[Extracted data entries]

════════════════════

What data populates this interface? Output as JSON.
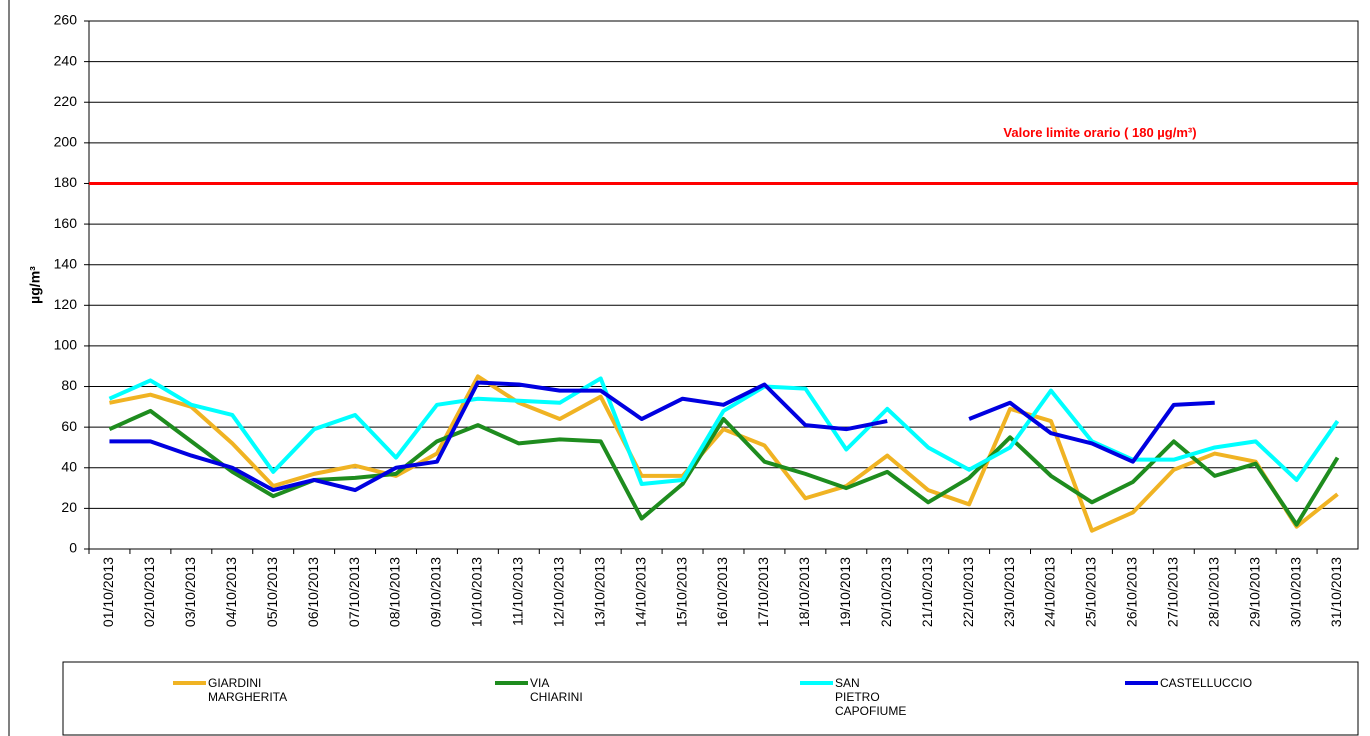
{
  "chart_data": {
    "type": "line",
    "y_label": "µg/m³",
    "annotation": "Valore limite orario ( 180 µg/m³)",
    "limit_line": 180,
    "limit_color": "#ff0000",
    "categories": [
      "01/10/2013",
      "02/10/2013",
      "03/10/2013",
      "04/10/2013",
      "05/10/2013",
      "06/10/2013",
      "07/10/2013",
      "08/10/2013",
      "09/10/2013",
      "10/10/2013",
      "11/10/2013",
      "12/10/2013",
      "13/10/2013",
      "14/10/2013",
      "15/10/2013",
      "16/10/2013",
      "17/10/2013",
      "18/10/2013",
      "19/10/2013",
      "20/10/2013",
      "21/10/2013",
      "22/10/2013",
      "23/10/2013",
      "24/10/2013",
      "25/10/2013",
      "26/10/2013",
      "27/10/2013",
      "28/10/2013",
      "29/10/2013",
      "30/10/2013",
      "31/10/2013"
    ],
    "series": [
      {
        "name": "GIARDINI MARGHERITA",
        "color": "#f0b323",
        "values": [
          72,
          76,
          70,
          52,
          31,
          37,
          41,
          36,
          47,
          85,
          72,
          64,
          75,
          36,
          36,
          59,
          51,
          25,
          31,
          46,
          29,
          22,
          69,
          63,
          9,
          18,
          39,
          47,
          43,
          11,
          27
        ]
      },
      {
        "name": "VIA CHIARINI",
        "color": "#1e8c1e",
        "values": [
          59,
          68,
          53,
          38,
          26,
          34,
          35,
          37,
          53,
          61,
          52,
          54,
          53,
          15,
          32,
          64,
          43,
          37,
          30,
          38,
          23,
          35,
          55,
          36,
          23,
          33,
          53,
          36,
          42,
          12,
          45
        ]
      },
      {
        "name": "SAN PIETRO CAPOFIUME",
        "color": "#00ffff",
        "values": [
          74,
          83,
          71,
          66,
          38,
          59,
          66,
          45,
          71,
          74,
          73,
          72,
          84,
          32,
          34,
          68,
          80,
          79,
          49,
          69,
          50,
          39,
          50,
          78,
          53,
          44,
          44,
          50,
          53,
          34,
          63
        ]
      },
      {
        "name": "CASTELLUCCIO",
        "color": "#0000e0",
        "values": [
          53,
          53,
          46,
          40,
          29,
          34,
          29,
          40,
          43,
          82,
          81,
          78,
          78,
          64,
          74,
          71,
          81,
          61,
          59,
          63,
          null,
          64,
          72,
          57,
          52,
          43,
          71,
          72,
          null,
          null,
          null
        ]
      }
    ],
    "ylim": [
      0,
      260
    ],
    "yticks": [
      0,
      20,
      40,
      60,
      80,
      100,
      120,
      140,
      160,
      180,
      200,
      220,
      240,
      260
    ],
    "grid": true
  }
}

════════════════════

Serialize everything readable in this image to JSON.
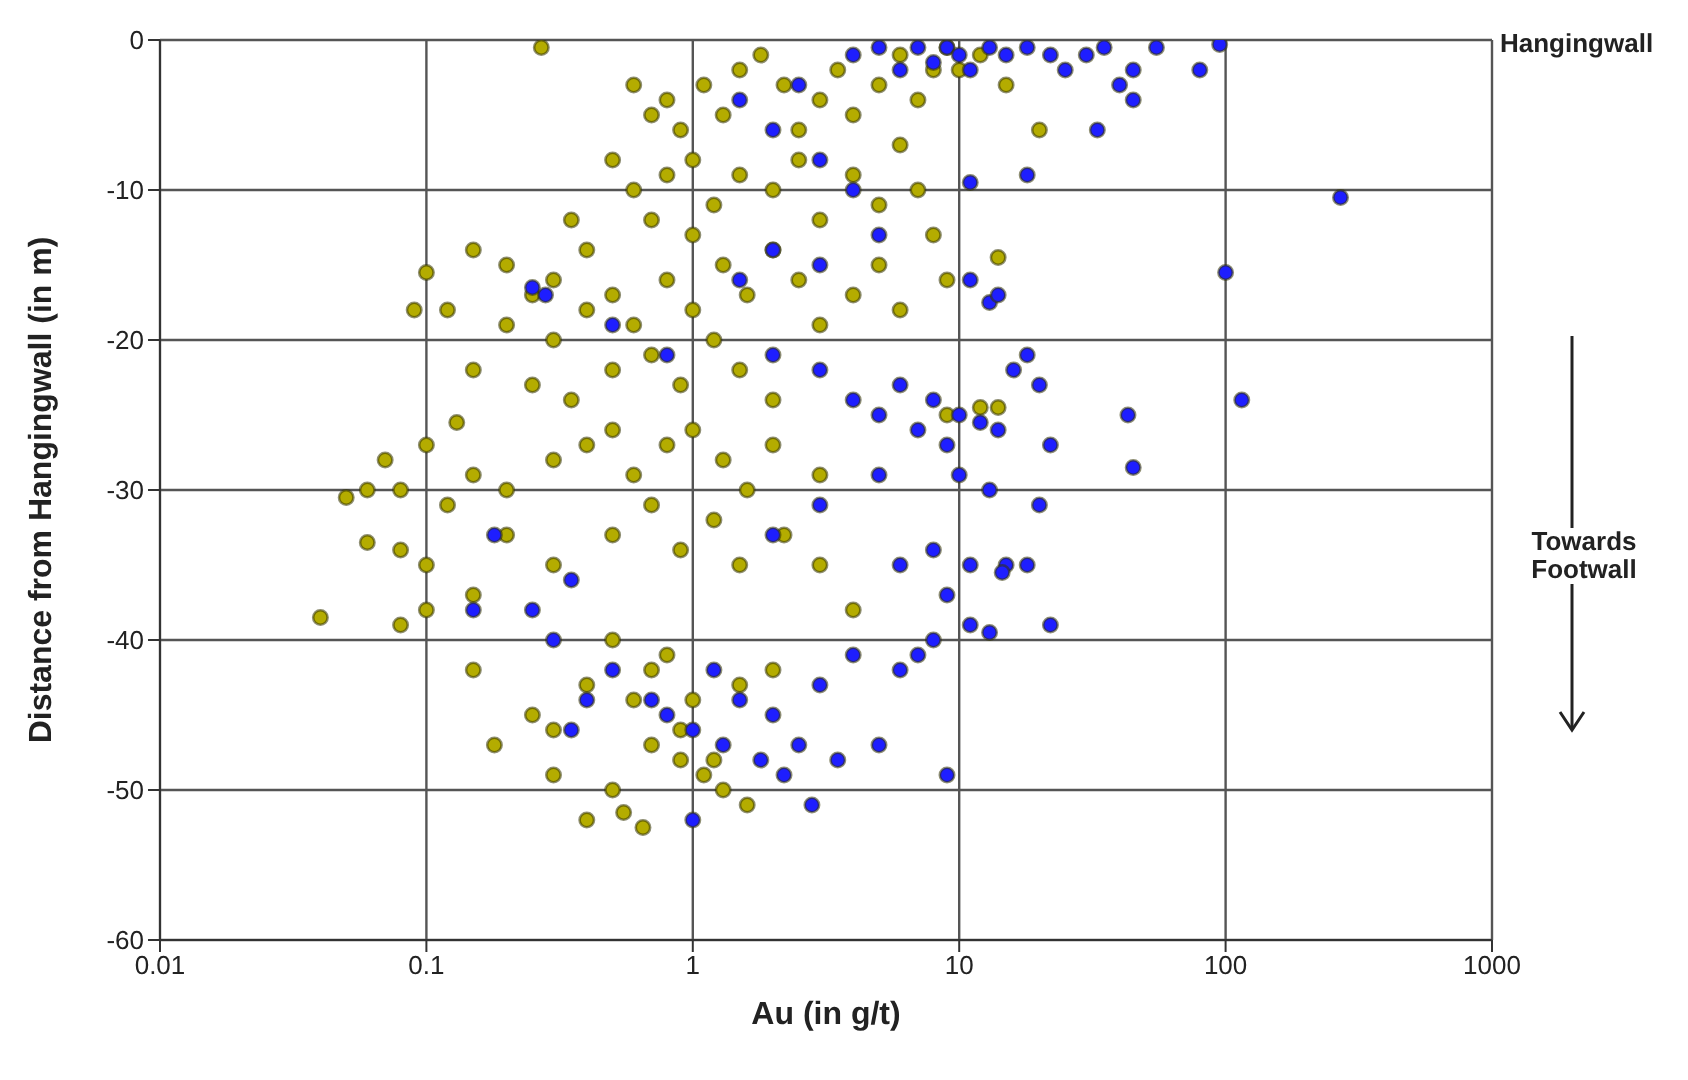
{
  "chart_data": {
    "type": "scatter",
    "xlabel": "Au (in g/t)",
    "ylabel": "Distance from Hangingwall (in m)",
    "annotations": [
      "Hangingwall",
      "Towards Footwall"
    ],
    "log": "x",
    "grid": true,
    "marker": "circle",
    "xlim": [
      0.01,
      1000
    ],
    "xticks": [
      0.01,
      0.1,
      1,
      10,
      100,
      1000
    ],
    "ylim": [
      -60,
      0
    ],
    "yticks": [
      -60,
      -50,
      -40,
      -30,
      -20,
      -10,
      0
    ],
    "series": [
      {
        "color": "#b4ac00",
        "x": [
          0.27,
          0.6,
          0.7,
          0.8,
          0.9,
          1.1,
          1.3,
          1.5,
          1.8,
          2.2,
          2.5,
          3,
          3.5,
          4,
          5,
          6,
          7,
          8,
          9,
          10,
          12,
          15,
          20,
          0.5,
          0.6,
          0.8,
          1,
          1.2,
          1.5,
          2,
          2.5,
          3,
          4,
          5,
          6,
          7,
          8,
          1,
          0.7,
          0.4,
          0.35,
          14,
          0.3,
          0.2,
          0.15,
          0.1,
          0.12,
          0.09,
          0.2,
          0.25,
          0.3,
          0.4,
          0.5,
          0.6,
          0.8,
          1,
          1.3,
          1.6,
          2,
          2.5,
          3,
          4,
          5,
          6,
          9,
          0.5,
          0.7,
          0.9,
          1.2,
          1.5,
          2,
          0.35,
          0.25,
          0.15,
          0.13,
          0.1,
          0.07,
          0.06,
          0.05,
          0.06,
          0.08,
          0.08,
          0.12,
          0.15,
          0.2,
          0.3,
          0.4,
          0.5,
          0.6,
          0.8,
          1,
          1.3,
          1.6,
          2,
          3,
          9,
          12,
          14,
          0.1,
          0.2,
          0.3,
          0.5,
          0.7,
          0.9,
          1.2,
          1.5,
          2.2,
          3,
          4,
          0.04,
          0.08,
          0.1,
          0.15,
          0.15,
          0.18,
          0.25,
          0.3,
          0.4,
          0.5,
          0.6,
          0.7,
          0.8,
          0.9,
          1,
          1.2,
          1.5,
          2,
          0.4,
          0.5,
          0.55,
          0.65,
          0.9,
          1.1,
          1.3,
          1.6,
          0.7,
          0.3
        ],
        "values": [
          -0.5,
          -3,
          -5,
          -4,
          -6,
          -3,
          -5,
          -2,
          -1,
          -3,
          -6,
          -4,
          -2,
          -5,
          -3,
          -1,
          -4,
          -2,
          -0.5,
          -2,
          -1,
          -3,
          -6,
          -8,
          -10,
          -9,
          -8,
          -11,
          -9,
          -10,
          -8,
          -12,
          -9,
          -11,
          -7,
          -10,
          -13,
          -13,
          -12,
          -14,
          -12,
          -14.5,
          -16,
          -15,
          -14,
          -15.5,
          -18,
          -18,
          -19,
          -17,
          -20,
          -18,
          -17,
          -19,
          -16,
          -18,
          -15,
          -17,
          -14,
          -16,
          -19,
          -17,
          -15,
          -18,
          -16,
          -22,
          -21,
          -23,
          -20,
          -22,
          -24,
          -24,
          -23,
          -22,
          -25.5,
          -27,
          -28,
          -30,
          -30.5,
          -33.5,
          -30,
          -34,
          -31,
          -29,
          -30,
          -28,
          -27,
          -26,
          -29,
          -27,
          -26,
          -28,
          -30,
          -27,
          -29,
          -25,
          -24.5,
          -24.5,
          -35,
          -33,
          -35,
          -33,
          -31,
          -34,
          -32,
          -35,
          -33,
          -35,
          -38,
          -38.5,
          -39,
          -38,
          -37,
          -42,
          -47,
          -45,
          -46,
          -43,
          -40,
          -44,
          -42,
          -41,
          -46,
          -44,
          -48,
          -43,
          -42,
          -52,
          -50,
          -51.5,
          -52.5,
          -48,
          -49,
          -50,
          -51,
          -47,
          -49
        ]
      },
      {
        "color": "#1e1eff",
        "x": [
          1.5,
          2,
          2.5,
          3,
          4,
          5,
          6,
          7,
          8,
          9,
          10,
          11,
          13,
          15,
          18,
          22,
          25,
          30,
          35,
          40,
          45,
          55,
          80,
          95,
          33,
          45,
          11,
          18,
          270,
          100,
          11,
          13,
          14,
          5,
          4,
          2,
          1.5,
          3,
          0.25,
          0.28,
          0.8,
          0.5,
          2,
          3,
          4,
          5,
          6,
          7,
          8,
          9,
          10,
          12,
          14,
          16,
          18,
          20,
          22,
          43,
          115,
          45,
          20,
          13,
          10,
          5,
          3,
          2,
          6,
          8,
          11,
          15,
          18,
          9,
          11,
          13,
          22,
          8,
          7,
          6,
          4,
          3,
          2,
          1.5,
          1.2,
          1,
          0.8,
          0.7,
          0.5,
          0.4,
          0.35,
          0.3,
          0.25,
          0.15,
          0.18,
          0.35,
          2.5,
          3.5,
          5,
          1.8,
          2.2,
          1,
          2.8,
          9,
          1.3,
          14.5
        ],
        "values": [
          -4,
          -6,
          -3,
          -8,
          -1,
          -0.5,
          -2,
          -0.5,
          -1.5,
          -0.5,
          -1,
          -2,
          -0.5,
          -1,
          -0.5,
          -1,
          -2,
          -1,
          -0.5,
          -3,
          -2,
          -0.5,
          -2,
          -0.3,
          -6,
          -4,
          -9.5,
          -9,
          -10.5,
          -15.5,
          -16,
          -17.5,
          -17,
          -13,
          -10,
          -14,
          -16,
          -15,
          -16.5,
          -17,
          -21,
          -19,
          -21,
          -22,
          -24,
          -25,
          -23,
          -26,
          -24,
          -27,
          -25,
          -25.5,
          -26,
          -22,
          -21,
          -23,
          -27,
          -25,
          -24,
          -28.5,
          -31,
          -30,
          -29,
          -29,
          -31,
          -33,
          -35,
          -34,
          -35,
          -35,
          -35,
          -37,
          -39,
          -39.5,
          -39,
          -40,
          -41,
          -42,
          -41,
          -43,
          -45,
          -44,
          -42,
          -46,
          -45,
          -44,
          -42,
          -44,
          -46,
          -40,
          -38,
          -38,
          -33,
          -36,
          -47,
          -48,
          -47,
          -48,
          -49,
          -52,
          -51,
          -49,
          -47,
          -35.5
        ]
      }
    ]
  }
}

════════════════════

Working from the listing above, pick out every line that has "JSON" and copy it.

What data populates this interface? Output as JSON.
Serialize everything readable in this image to JSON.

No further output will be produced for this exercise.